### Set exercise
Using the records below, report how many lines hold "ebenso", with no extra text.

## BEGIN Task material

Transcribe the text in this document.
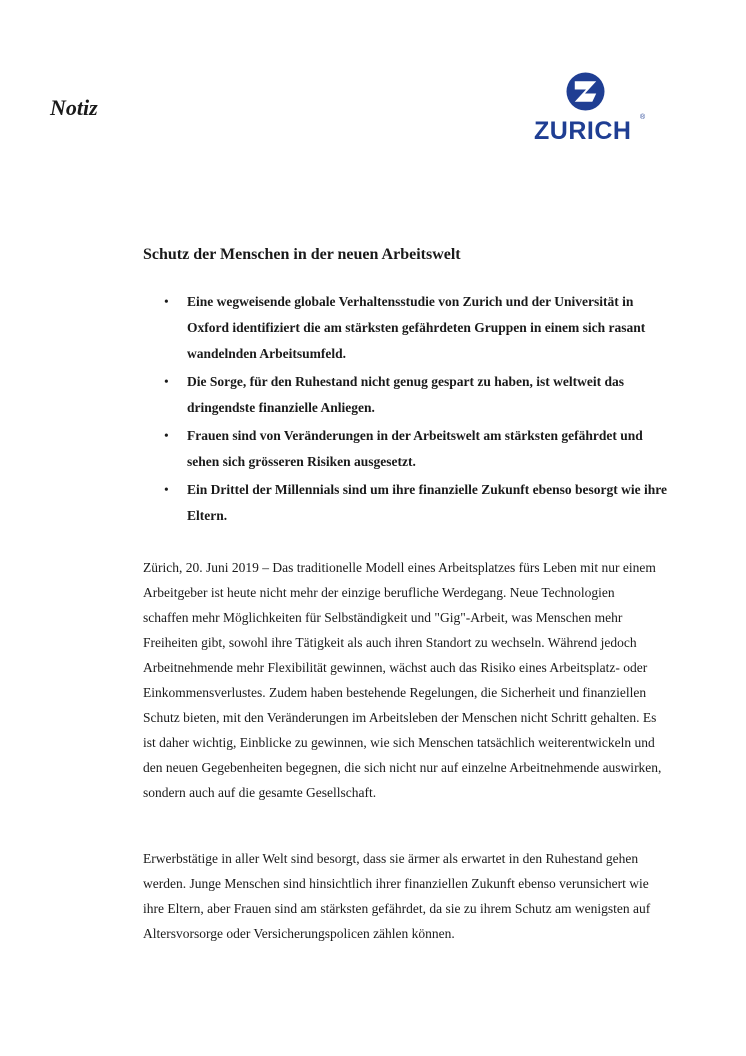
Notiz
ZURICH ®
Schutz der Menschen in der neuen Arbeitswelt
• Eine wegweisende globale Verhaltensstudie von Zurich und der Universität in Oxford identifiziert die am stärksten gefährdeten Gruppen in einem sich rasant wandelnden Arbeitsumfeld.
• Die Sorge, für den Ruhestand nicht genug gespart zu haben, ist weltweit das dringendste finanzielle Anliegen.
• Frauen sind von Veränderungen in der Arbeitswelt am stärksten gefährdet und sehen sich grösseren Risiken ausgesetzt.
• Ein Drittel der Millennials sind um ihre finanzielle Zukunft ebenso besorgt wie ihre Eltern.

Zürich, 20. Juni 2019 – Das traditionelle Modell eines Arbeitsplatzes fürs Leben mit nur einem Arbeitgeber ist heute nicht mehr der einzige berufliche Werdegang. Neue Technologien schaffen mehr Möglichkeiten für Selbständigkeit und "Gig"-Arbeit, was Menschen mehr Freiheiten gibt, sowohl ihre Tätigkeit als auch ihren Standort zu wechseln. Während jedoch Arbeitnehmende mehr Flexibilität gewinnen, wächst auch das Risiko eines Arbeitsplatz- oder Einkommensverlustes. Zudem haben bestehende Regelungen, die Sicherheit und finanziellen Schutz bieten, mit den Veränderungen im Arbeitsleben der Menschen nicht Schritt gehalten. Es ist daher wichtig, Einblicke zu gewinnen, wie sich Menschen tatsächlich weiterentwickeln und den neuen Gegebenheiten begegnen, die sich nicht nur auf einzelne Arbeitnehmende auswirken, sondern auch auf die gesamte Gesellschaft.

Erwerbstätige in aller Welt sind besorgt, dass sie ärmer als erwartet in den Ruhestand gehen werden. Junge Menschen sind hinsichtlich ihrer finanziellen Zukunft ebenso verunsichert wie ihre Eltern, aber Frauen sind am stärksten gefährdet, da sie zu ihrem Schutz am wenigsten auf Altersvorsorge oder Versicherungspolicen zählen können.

## END Task material

### Response to the task
2